AIM OF THE TASK: Omit all pictures, then retype the data exactly as given.

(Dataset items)
● ● ●

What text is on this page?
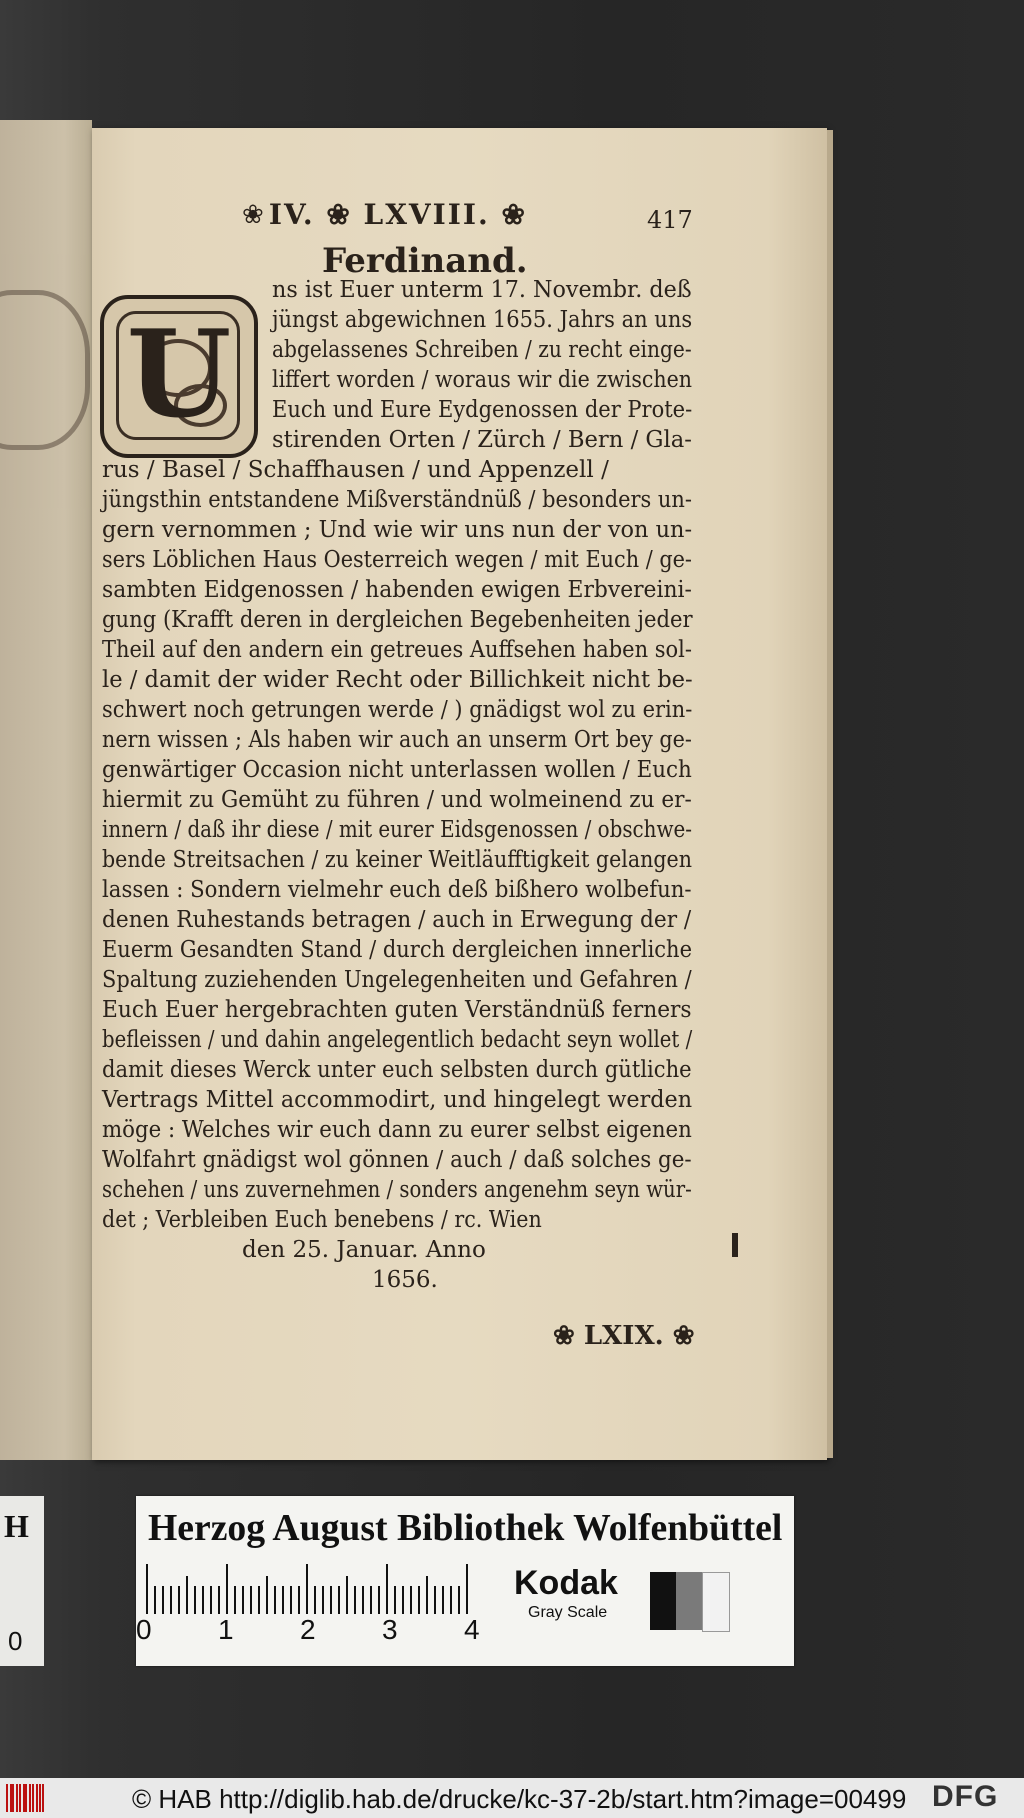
❀ IV. ❀ LXVIII. ❀	417
Ferdinand.
U
ns ist Euer unterm 17. Novembr. deß
jüngst abgewichnen 1655. Jahrs an uns
abgelassenes Schreiben / zu recht einge-
liffert worden / woraus wir die zwischen
Euch und Eure Eydgenossen der Prote-
stirenden Orten / Zürch / Bern / Gla-
rus / Basel / Schaffhausen / und Appenzell /
jüngsthin entstandene Mißverständnüß / besonders un-
gern vernommen ; Und wie wir uns nun der von un-
sers Löblichen Haus Oesterreich wegen / mit Euch / ge-
sambten Eidgenossen / habenden ewigen Erbvereini-
gung (Krafft deren in dergleichen Begebenheiten jeder
Theil auf den andern ein getreues Auffsehen haben sol-
le / damit der wider Recht oder Billichkeit nicht be-
schwert noch getrungen werde / ) gnädigst wol zu erin-
nern wissen ; Als haben wir auch an unserm Ort bey ge-
genwärtiger Occasion nicht unterlassen wollen / Euch
hiermit zu Gemüht zu führen / und wolmeinend zu er-
innern / daß ihr diese / mit eurer Eidsgenossen / obschwe-
bende Streitsachen / zu keiner Weitläufftigkeit gelangen
lassen : Sondern vielmehr euch deß bißhero wolbefun-
denen Ruhestands betragen / auch in Erwegung der /
Euerm Gesandten Stand / durch dergleichen innerliche
Spaltung zuziehenden Ungelegenheiten und Gefahren /
Euch Euer hergebrachten guten Verständnüß ferners
befleissen / und dahin angelegentlich bedacht seyn wollet /
damit dieses Werck unter euch selbsten durch gütliche
Vertrags Mittel accommodirt, und hingelegt werden
möge : Welches wir euch dann zu eurer selbst eigenen
Wolfahrt gnädigst wol gönnen / auch / daß solches ge-
schehen / uns zuvernehmen / sonders angenehm seyn wür-
det ; Verbleiben Euch benebens / rc. Wien
den 25. Januar. Anno
1656.
❀ LXIX. ❀
H
0
Herzog August Bibliothek Wolfenbüttel
0 1 2 3 4
Kodak
Gray Scale
© HAB http://diglib.hab.de/drucke/kc-37-2b/start.htm?image=00499 DFG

● ● ●

ANSWER BELOW:
What text is on this page?
❀ IV. ❀ LXVIII. ❀	417
Ferdinand.
U
ns ist Euer unterm 17. Novembr. deß
jüngst abgewichnen 1655. Jahrs an uns
abgelassenes Schreiben / zu recht einge-
liffert worden / woraus wir die zwischen
Euch und Eure Eydgenossen der Prote-
stirenden Orten / Zürch / Bern / Gla-
rus / Basel / Schaffhausen / und Appenzell /
jüngsthin entstandene Mißverständnüß / besonders un-
gern vernommen ; Und wie wir uns nun der von un-
sers Löblichen Haus Oesterreich wegen / mit Euch / ge-
sambten Eidgenossen / habenden ewigen Erbvereini-
gung (Krafft deren in dergleichen Begebenheiten jeder
Theil auf den andern ein getreues Auffsehen haben sol-
le / damit der wider Recht oder Billichkeit nicht be-
schwert noch getrungen werde / ) gnädigst wol zu erin-
nern wissen ; Als haben wir auch an unserm Ort bey ge-
genwärtiger Occasion nicht unterlassen wollen / Euch
hiermit zu Gemüht zu führen / und wolmeinend zu er-
innern / daß ihr diese / mit eurer Eidsgenossen / obschwe-
bende Streitsachen / zu keiner Weitläufftigkeit gelangen
lassen : Sondern vielmehr euch deß bißhero wolbefun-
denen Ruhestands betragen / auch in Erwegung der /
Euerm Gesandten Stand / durch dergleichen innerliche
Spaltung zuziehenden Ungelegenheiten und Gefahren /
Euch Euer hergebrachten guten Verständnüß ferners
befleissen / und dahin angelegentlich bedacht seyn wollet /
damit dieses Werck unter euch selbsten durch gütliche
Vertrags Mittel accommodirt, und hingelegt werden
möge : Welches wir euch dann zu eurer selbst eigenen
Wolfahrt gnädigst wol gönnen / auch / daß solches ge-
schehen / uns zuvernehmen / sonders angenehm seyn wür-
det ; Verbleiben Euch benebens / rc. Wien
den 25. Januar. Anno
1656.
❀ LXIX. ❀
H
0
Herzog August Bibliothek Wolfenbüttel
0 1 2 3 4
Kodak
Gray Scale
© HAB http://diglib.hab.de/drucke/kc-37-2b/start.htm?image=00499 DFG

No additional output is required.